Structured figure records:
%%

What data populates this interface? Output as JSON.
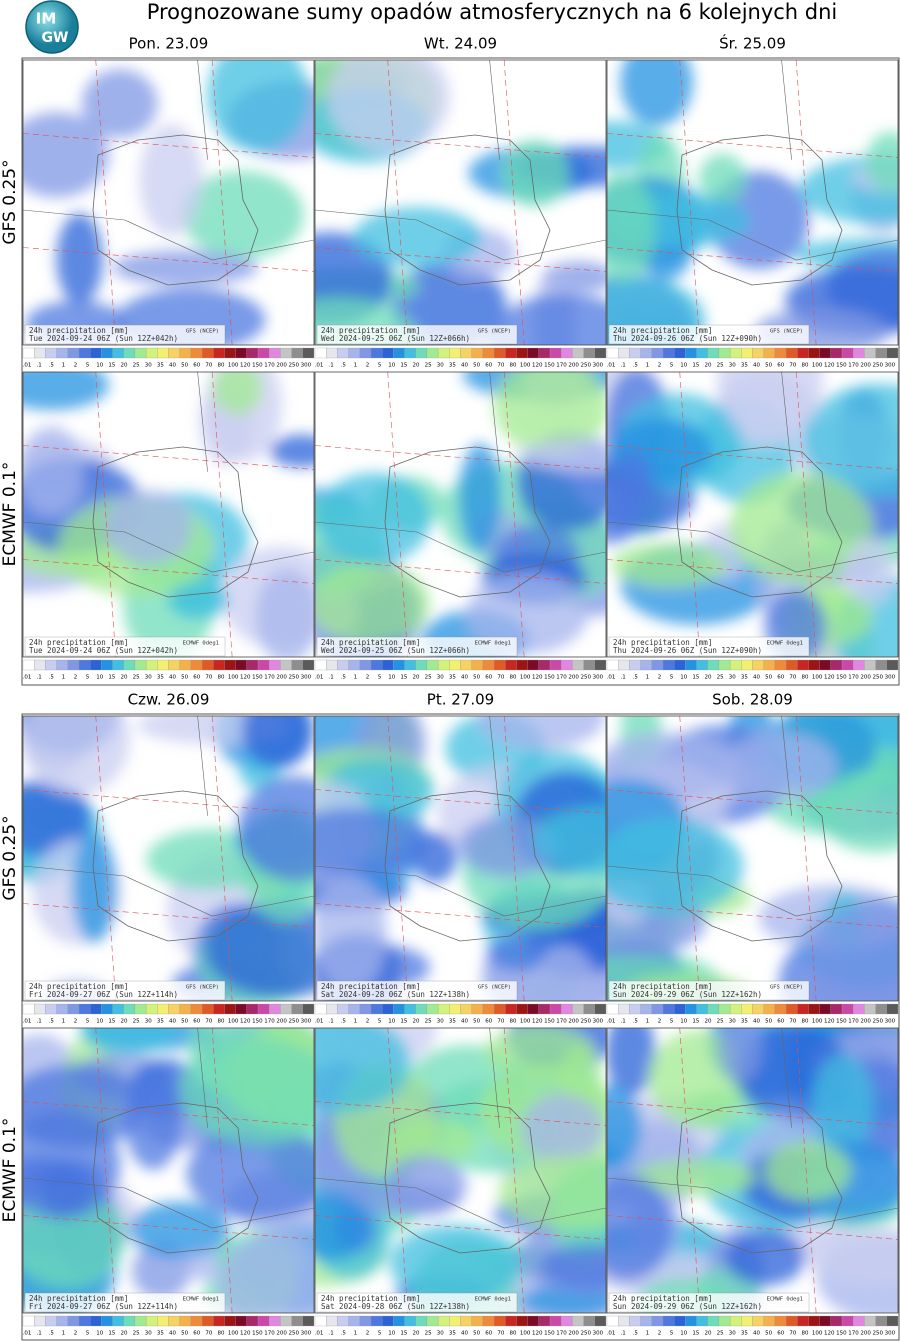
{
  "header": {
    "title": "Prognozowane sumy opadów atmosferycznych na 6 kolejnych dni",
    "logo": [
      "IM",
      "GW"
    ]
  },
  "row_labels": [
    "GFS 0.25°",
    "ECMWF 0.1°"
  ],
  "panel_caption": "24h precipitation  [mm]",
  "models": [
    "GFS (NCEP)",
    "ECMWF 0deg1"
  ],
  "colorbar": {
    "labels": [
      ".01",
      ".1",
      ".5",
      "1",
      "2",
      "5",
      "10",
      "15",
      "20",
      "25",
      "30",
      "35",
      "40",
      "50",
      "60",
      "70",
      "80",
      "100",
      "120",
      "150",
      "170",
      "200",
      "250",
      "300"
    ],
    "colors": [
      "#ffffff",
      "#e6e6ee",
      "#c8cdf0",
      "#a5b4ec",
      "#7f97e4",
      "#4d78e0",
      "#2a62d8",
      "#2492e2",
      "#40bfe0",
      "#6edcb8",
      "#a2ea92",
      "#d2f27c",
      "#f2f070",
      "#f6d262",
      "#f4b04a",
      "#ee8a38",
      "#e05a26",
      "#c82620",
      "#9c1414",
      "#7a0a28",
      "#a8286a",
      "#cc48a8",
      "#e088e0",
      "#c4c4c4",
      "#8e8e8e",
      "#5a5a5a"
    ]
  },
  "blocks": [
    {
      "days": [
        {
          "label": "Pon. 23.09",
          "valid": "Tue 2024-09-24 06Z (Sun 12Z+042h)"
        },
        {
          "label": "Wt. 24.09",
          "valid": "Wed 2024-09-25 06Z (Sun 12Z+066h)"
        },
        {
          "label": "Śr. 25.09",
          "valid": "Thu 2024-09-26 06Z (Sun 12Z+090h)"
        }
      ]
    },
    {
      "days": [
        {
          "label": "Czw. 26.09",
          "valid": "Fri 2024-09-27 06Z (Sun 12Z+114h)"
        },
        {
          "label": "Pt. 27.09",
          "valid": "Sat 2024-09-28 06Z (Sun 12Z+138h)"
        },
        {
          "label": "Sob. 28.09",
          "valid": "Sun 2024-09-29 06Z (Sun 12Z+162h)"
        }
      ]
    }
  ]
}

%%
%%

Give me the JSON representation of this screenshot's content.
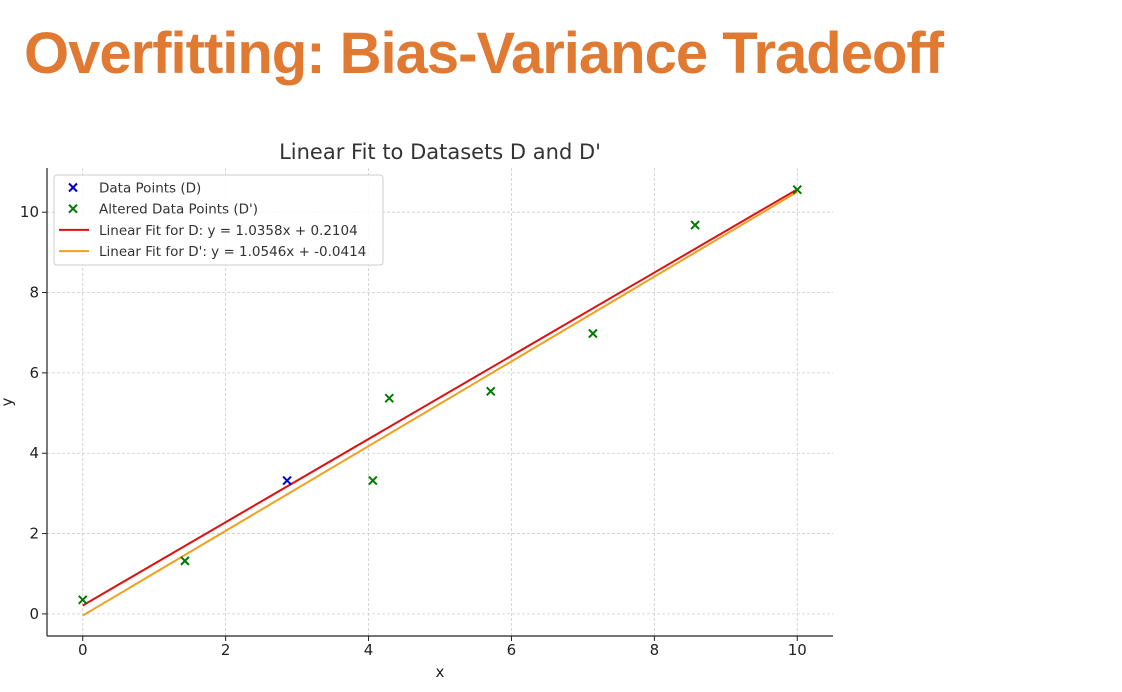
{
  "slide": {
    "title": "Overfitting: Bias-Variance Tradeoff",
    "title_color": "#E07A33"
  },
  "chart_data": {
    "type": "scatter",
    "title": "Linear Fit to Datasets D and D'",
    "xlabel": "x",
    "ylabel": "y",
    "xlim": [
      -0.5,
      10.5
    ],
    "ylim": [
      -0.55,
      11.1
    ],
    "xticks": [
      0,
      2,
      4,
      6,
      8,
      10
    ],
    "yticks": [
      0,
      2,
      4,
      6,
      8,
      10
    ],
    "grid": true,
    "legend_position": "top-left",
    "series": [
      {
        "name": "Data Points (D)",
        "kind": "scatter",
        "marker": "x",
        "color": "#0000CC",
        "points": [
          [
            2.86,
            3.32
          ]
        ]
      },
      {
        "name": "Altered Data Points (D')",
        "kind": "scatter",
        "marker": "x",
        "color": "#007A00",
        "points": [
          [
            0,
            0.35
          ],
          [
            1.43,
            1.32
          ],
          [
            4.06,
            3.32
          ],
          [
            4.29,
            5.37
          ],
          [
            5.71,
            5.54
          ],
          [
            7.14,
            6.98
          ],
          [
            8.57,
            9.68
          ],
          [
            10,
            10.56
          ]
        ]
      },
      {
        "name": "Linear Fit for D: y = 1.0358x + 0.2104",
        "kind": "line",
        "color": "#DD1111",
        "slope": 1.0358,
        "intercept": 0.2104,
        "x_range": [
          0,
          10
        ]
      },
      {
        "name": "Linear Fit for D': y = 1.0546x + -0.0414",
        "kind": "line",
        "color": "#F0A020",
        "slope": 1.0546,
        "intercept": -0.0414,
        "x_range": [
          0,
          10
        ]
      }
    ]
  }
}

%%

Exercise
Locate each line containing the string "Linear" and show it.

Complete answer
    "title": "Linear Fit to Datasets D and D'",
        "name": "Linear Fit for D: y = 1.0358x + 0.2104",
        "name": "Linear Fit for D': y = 1.0546x + -0.0414",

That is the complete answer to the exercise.